- Prompt: Every record should be written out exactly, with the pictures left out.
[Start]
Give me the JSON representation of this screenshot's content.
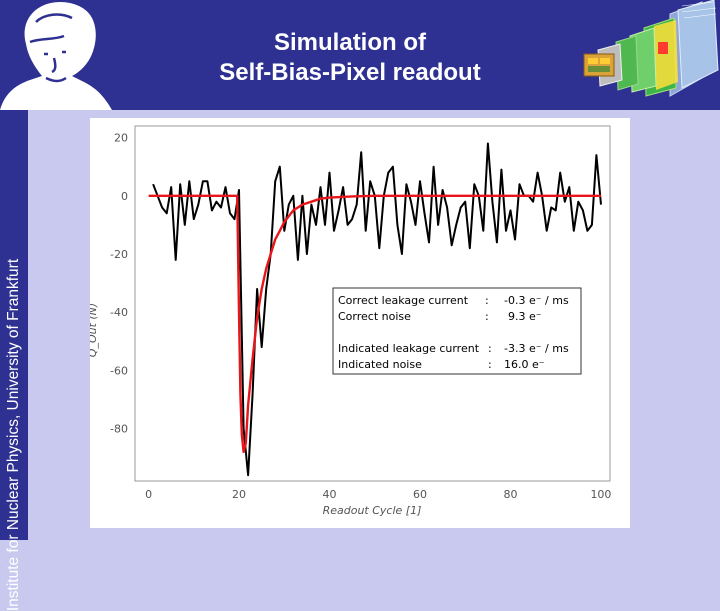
{
  "slide": {
    "title_line1": "Simulation of",
    "title_line2": "Self-Bias-Pixel readout",
    "sidebar_text": "Institute for Nuclear Physics, University of Frankfurt",
    "header_color": "#2e3192",
    "background_color": "#c9c9ef"
  },
  "info_box": {
    "lines": [
      {
        "label": "Correct leakage current",
        "sep": ":",
        "value": "-0.3 e⁻ / ms"
      },
      {
        "label": "Correct noise",
        "sep": ":",
        "value": "9.3 e⁻"
      },
      {
        "label": "Indicated leakage current",
        "sep": ":",
        "value": "-3.3 e⁻ / ms"
      },
      {
        "label": "Indicated noise",
        "sep": ":",
        "value": "16.0 e⁻"
      }
    ]
  },
  "chart_data": {
    "type": "line",
    "xlabel": "Readout  Cycle  [1]",
    "ylabel": "Q_Out  (N)",
    "xlim": [
      -3,
      102
    ],
    "ylim": [
      -98,
      24
    ],
    "x_ticks": [
      "0",
      "20",
      "40",
      "60",
      "80",
      "100"
    ],
    "y_ticks": [
      "20",
      "0",
      "-20",
      "-40",
      "-60",
      "-80"
    ],
    "grid": false,
    "series": [
      {
        "color": "#000000",
        "x": [
          1,
          2,
          3,
          4,
          5,
          6,
          7,
          8,
          9,
          10,
          11,
          12,
          13,
          14,
          15,
          16,
          17,
          18,
          19,
          20,
          21,
          22,
          23,
          24,
          25,
          26,
          27,
          28,
          29,
          30,
          31,
          32,
          33,
          34,
          35,
          36,
          37,
          38,
          39,
          40,
          41,
          42,
          43,
          44,
          45,
          46,
          47,
          48,
          49,
          50,
          51,
          52,
          53,
          54,
          55,
          56,
          57,
          58,
          59,
          60,
          61,
          62,
          63,
          64,
          65,
          66,
          67,
          68,
          69,
          70,
          71,
          72,
          73,
          74,
          75,
          76,
          77,
          78,
          79,
          80,
          81,
          82,
          83,
          84,
          85,
          86,
          87,
          88,
          89,
          90,
          91,
          92,
          93,
          94,
          95,
          96,
          97,
          98,
          99,
          100
        ],
        "values": [
          4,
          0,
          -4,
          -6,
          3,
          -22,
          4,
          -10,
          5,
          -8,
          -3,
          5,
          5,
          -5,
          -2,
          -4,
          3,
          -6,
          -8,
          2,
          -80,
          -96,
          -68,
          -32,
          -52,
          -32,
          -20,
          5,
          10,
          -12,
          -3,
          0,
          -22,
          0,
          -20,
          -3,
          -10,
          3,
          -10,
          8,
          -12,
          -5,
          3,
          -10,
          -8,
          -3,
          15,
          -12,
          5,
          0,
          -18,
          0,
          8,
          10,
          -10,
          -20,
          4,
          -2,
          -10,
          5,
          -6,
          -16,
          10,
          -10,
          2,
          -4,
          -17,
          -10,
          -4,
          -2,
          -18,
          4,
          0,
          -12,
          18,
          -2,
          -16,
          9,
          -12,
          -5,
          -15,
          4,
          0,
          0,
          -2,
          8,
          0,
          -12,
          -4,
          -5,
          8,
          -2,
          3,
          -12,
          -2,
          -5,
          -12,
          -10,
          14,
          -3
        ],
        "note": "noisy indicated output"
      },
      {
        "color": "#e8161a",
        "x": [
          0,
          10,
          19.6,
          20,
          20.3,
          20.6,
          21,
          21.5,
          22,
          23,
          24,
          25,
          26,
          27,
          28,
          29,
          30,
          31,
          32,
          34,
          36,
          38,
          40,
          45,
          50,
          60,
          70,
          80,
          90,
          100
        ],
        "values": [
          0,
          0,
          0,
          -40,
          -68,
          -82,
          -88,
          -85,
          -72,
          -56,
          -42,
          -32,
          -25,
          -20,
          -15,
          -12,
          -9,
          -7,
          -5,
          -3,
          -2,
          -1,
          -0.6,
          -0.2,
          0,
          0,
          0,
          0,
          0,
          0
        ],
        "note": "simulated correct signal"
      }
    ]
  }
}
[End]
- Problem solution:
Give me the JSON representation of this screenshot's content.
{
  "slide": {
    "title_line1": "Simulation of",
    "title_line2": "Self-Bias-Pixel readout",
    "sidebar_text": "Institute for Nuclear Physics, University of Frankfurt",
    "header_color": "#2e3192",
    "background_color": "#c9c9ef"
  },
  "info_box": {
    "lines": [
      {
        "label": "Correct leakage current",
        "sep": ":",
        "value": "-0.3 e⁻ / ms"
      },
      {
        "label": "Correct noise",
        "sep": ":",
        "value": "9.3 e⁻"
      },
      {
        "label": "Indicated leakage current",
        "sep": ":",
        "value": "-3.3 e⁻ / ms"
      },
      {
        "label": "Indicated noise",
        "sep": ":",
        "value": "16.0 e⁻"
      }
    ]
  },
  "chart_data": {
    "type": "line",
    "xlabel": "Readout  Cycle  [1]",
    "ylabel": "Q_Out  (N)",
    "xlim": [
      -3,
      102
    ],
    "ylim": [
      -98,
      24
    ],
    "x_ticks": [
      "0",
      "20",
      "40",
      "60",
      "80",
      "100"
    ],
    "y_ticks": [
      "20",
      "0",
      "-20",
      "-40",
      "-60",
      "-80"
    ],
    "grid": false,
    "series": [
      {
        "color": "#000000",
        "x": [
          1,
          2,
          3,
          4,
          5,
          6,
          7,
          8,
          9,
          10,
          11,
          12,
          13,
          14,
          15,
          16,
          17,
          18,
          19,
          20,
          21,
          22,
          23,
          24,
          25,
          26,
          27,
          28,
          29,
          30,
          31,
          32,
          33,
          34,
          35,
          36,
          37,
          38,
          39,
          40,
          41,
          42,
          43,
          44,
          45,
          46,
          47,
          48,
          49,
          50,
          51,
          52,
          53,
          54,
          55,
          56,
          57,
          58,
          59,
          60,
          61,
          62,
          63,
          64,
          65,
          66,
          67,
          68,
          69,
          70,
          71,
          72,
          73,
          74,
          75,
          76,
          77,
          78,
          79,
          80,
          81,
          82,
          83,
          84,
          85,
          86,
          87,
          88,
          89,
          90,
          91,
          92,
          93,
          94,
          95,
          96,
          97,
          98,
          99,
          100
        ],
        "values": [
          4,
          0,
          -4,
          -6,
          3,
          -22,
          4,
          -10,
          5,
          -8,
          -3,
          5,
          5,
          -5,
          -2,
          -4,
          3,
          -6,
          -8,
          2,
          -80,
          -96,
          -68,
          -32,
          -52,
          -32,
          -20,
          5,
          10,
          -12,
          -3,
          0,
          -22,
          0,
          -20,
          -3,
          -10,
          3,
          -10,
          8,
          -12,
          -5,
          3,
          -10,
          -8,
          -3,
          15,
          -12,
          5,
          0,
          -18,
          0,
          8,
          10,
          -10,
          -20,
          4,
          -2,
          -10,
          5,
          -6,
          -16,
          10,
          -10,
          2,
          -4,
          -17,
          -10,
          -4,
          -2,
          -18,
          4,
          0,
          -12,
          18,
          -2,
          -16,
          9,
          -12,
          -5,
          -15,
          4,
          0,
          0,
          -2,
          8,
          0,
          -12,
          -4,
          -5,
          8,
          -2,
          3,
          -12,
          -2,
          -5,
          -12,
          -10,
          14,
          -3
        ],
        "note": "noisy indicated output"
      },
      {
        "color": "#e8161a",
        "x": [
          0,
          10,
          19.6,
          20,
          20.3,
          20.6,
          21,
          21.5,
          22,
          23,
          24,
          25,
          26,
          27,
          28,
          29,
          30,
          31,
          32,
          34,
          36,
          38,
          40,
          45,
          50,
          60,
          70,
          80,
          90,
          100
        ],
        "values": [
          0,
          0,
          0,
          -40,
          -68,
          -82,
          -88,
          -85,
          -72,
          -56,
          -42,
          -32,
          -25,
          -20,
          -15,
          -12,
          -9,
          -7,
          -5,
          -3,
          -2,
          -1,
          -0.6,
          -0.2,
          0,
          0,
          0,
          0,
          0,
          0
        ],
        "note": "simulated correct signal"
      }
    ]
  }
}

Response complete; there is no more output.